* [Work to be completed]: Find every line in the records that holds the string "text". Copy each one.
┌─ Dataset excerpts
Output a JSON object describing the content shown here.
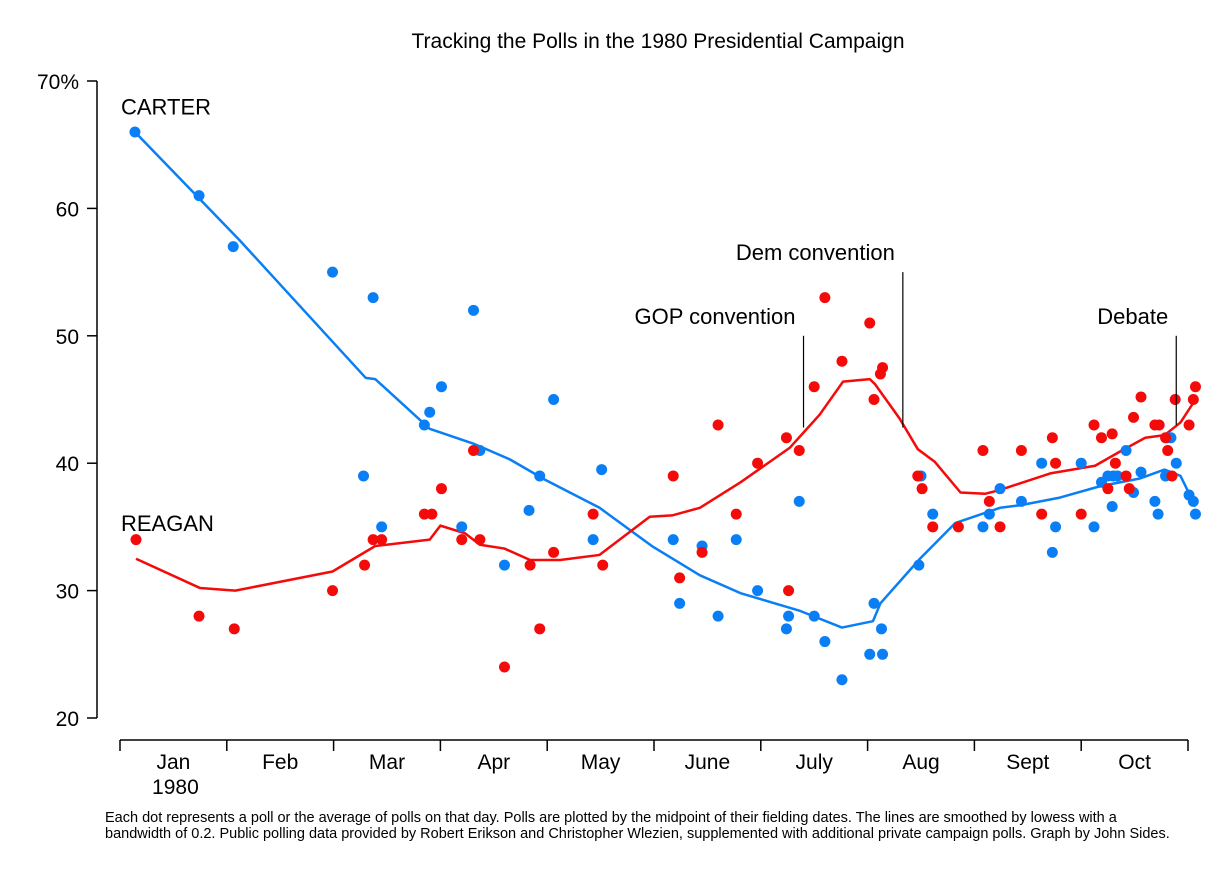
{
  "chart_data": {
    "type": "scatter",
    "title": "Tracking the Polls in the 1980 Presidential Campaign",
    "xlabel": "",
    "ylabel": "",
    "x_units": "months since Jan 1, 1980",
    "xlim": [
      0,
      10
    ],
    "ylim": [
      20,
      70
    ],
    "yticks": [
      {
        "value": 20,
        "label": "20"
      },
      {
        "value": 30,
        "label": "30"
      },
      {
        "value": 40,
        "label": "40"
      },
      {
        "value": 50,
        "label": "50"
      },
      {
        "value": 60,
        "label": "60"
      },
      {
        "value": 70,
        "label": "70%"
      }
    ],
    "xtick_positions": [
      0,
      1,
      2,
      3,
      4,
      5,
      6,
      7,
      8,
      9,
      10
    ],
    "month_labels": [
      "Jan",
      "Feb",
      "Mar",
      "Apr",
      "May",
      "June",
      "July",
      "Aug",
      "Sept",
      "Oct"
    ],
    "year_label": "1980",
    "grid": false,
    "series": [
      {
        "name": "CARTER",
        "color": "#0a7ff5",
        "points": [
          [
            0.14,
            66
          ],
          [
            0.74,
            61
          ],
          [
            1.06,
            57
          ],
          [
            1.99,
            55
          ],
          [
            2.37,
            53
          ],
          [
            2.28,
            39
          ],
          [
            2.45,
            35
          ],
          [
            2.85,
            43
          ],
          [
            2.9,
            44
          ],
          [
            3.01,
            46
          ],
          [
            3.2,
            35
          ],
          [
            3.31,
            52
          ],
          [
            3.37,
            41
          ],
          [
            3.6,
            32
          ],
          [
            3.83,
            36.3
          ],
          [
            3.93,
            39
          ],
          [
            4.06,
            45
          ],
          [
            4.43,
            34
          ],
          [
            4.51,
            39.5
          ],
          [
            5.18,
            34
          ],
          [
            5.24,
            29
          ],
          [
            5.45,
            33.5
          ],
          [
            5.6,
            28
          ],
          [
            5.77,
            34
          ],
          [
            5.97,
            30
          ],
          [
            6.24,
            27
          ],
          [
            6.26,
            28
          ],
          [
            6.36,
            37
          ],
          [
            6.5,
            28
          ],
          [
            6.6,
            26
          ],
          [
            6.76,
            23
          ],
          [
            7.02,
            25
          ],
          [
            7.06,
            29
          ],
          [
            7.13,
            27
          ],
          [
            7.14,
            25
          ],
          [
            7.48,
            32
          ],
          [
            7.5,
            39
          ],
          [
            7.61,
            36
          ],
          [
            8.08,
            35
          ],
          [
            8.14,
            36
          ],
          [
            8.24,
            38
          ],
          [
            8.44,
            37
          ],
          [
            8.63,
            40
          ],
          [
            8.73,
            33
          ],
          [
            8.76,
            35
          ],
          [
            9.0,
            40
          ],
          [
            9.12,
            35
          ],
          [
            9.19,
            38.5
          ],
          [
            9.25,
            39
          ],
          [
            9.29,
            36.6
          ],
          [
            9.3,
            39
          ],
          [
            9.34,
            39
          ],
          [
            9.42,
            41
          ],
          [
            9.49,
            37.7
          ],
          [
            9.56,
            39.3
          ],
          [
            9.69,
            37
          ],
          [
            9.72,
            36
          ],
          [
            9.79,
            39
          ],
          [
            9.81,
            42
          ],
          [
            9.84,
            42
          ],
          [
            9.89,
            40
          ],
          [
            10.01,
            37.5
          ],
          [
            10.05,
            37
          ],
          [
            10.07,
            36
          ]
        ],
        "smooth": [
          [
            0.14,
            66
          ],
          [
            1.12,
            57.5
          ],
          [
            2.3,
            46.7
          ],
          [
            2.39,
            46.6
          ],
          [
            2.9,
            42.7
          ],
          [
            3.32,
            41.5
          ],
          [
            3.65,
            40.3
          ],
          [
            3.98,
            38.7
          ],
          [
            4.49,
            36.5
          ],
          [
            4.98,
            33.5
          ],
          [
            5.43,
            31.2
          ],
          [
            5.81,
            29.8
          ],
          [
            6.37,
            28.4
          ],
          [
            6.76,
            27.1
          ],
          [
            7.05,
            27.6
          ],
          [
            7.12,
            29
          ],
          [
            7.49,
            32.5
          ],
          [
            7.82,
            35.3
          ],
          [
            8.24,
            36.5
          ],
          [
            8.43,
            36.7
          ],
          [
            8.8,
            37.3
          ],
          [
            9.18,
            38.2
          ],
          [
            9.55,
            38.8
          ],
          [
            9.78,
            39.5
          ],
          [
            9.93,
            39
          ],
          [
            10.07,
            36.6
          ]
        ]
      },
      {
        "name": "REAGAN",
        "color": "#f50a0a",
        "points": [
          [
            0.15,
            34
          ],
          [
            0.74,
            28
          ],
          [
            1.07,
            27
          ],
          [
            1.99,
            30
          ],
          [
            2.29,
            32
          ],
          [
            2.37,
            34
          ],
          [
            2.45,
            34
          ],
          [
            2.85,
            36
          ],
          [
            2.92,
            36
          ],
          [
            3.01,
            38
          ],
          [
            3.2,
            34
          ],
          [
            3.31,
            41
          ],
          [
            3.37,
            34
          ],
          [
            3.6,
            24
          ],
          [
            3.84,
            32
          ],
          [
            3.93,
            27
          ],
          [
            4.06,
            33
          ],
          [
            4.43,
            36
          ],
          [
            4.52,
            32
          ],
          [
            5.18,
            39
          ],
          [
            5.24,
            31
          ],
          [
            5.45,
            33
          ],
          [
            5.6,
            43
          ],
          [
            5.77,
            36
          ],
          [
            5.97,
            40
          ],
          [
            6.24,
            42
          ],
          [
            6.26,
            30
          ],
          [
            6.36,
            41
          ],
          [
            6.5,
            46
          ],
          [
            6.6,
            53
          ],
          [
            6.76,
            48
          ],
          [
            7.02,
            51
          ],
          [
            7.06,
            45
          ],
          [
            7.12,
            47
          ],
          [
            7.14,
            47.5
          ],
          [
            7.47,
            39
          ],
          [
            7.51,
            38
          ],
          [
            7.61,
            35
          ],
          [
            7.85,
            35
          ],
          [
            8.08,
            41
          ],
          [
            8.14,
            37
          ],
          [
            8.24,
            35
          ],
          [
            8.44,
            41
          ],
          [
            8.63,
            36
          ],
          [
            8.73,
            42
          ],
          [
            8.76,
            40
          ],
          [
            9.0,
            36
          ],
          [
            9.12,
            43
          ],
          [
            9.19,
            42
          ],
          [
            9.25,
            38
          ],
          [
            9.29,
            42.3
          ],
          [
            9.32,
            40
          ],
          [
            9.42,
            39
          ],
          [
            9.45,
            38
          ],
          [
            9.49,
            43.6
          ],
          [
            9.56,
            45.2
          ],
          [
            9.69,
            43
          ],
          [
            9.73,
            43
          ],
          [
            9.79,
            42
          ],
          [
            9.81,
            41
          ],
          [
            9.85,
            39
          ],
          [
            9.88,
            45
          ],
          [
            10.01,
            43
          ],
          [
            10.05,
            45
          ],
          [
            10.07,
            46
          ]
        ],
        "smooth": [
          [
            0.15,
            32.5
          ],
          [
            0.75,
            30.2
          ],
          [
            1.08,
            30
          ],
          [
            1.99,
            31.5
          ],
          [
            2.39,
            33.5
          ],
          [
            2.9,
            34
          ],
          [
            3.0,
            35.1
          ],
          [
            3.23,
            34.5
          ],
          [
            3.37,
            33.6
          ],
          [
            3.6,
            33.3
          ],
          [
            3.84,
            32.4
          ],
          [
            4.12,
            32.4
          ],
          [
            4.49,
            32.8
          ],
          [
            4.96,
            35.8
          ],
          [
            5.17,
            35.9
          ],
          [
            5.43,
            36.5
          ],
          [
            5.81,
            38.5
          ],
          [
            6.27,
            41.2
          ],
          [
            6.41,
            42.5
          ],
          [
            6.55,
            43.8
          ],
          [
            6.77,
            46.4
          ],
          [
            7.02,
            46.6
          ],
          [
            7.07,
            46.2
          ],
          [
            7.3,
            43.5
          ],
          [
            7.47,
            41.1
          ],
          [
            7.63,
            40.1
          ],
          [
            7.87,
            37.7
          ],
          [
            8.1,
            37.6
          ],
          [
            8.24,
            37.9
          ],
          [
            8.71,
            39.2
          ],
          [
            9.13,
            39.8
          ],
          [
            9.36,
            40.9
          ],
          [
            9.6,
            42
          ],
          [
            9.78,
            42.2
          ],
          [
            9.93,
            43.2
          ],
          [
            10.07,
            45
          ]
        ]
      }
    ],
    "series_labels": [
      {
        "text": "CARTER",
        "x": 0.0,
        "y": 68
      },
      {
        "text": "REAGAN",
        "x": 0.0,
        "y": 35.3
      }
    ],
    "annotations": [
      {
        "text": "GOP convention",
        "x": 6.4,
        "y_from": 42.8,
        "y_to": 50
      },
      {
        "text": "Dem convention",
        "x": 7.33,
        "y_from": 42.8,
        "y_to": 55
      },
      {
        "text": "Debate",
        "x": 9.89,
        "y_from": 43,
        "y_to": 50
      }
    ],
    "footnote": "Each dot represents a poll or the average of polls on that day. Polls are plotted by the midpoint of their fielding dates. The lines are smoothed by lowess with a bandwidth of 0.2.  Public polling data provided by Robert Erikson and Christopher Wlezien, supplemented with additional private campaign polls. Graph by John Sides."
  }
}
└─
* [Solution to the exercise]:
        "text": "CARTER",
        "text": "REAGAN",
        "text": "GOP convention",
        "text": "Dem convention",
        "text": "Debate",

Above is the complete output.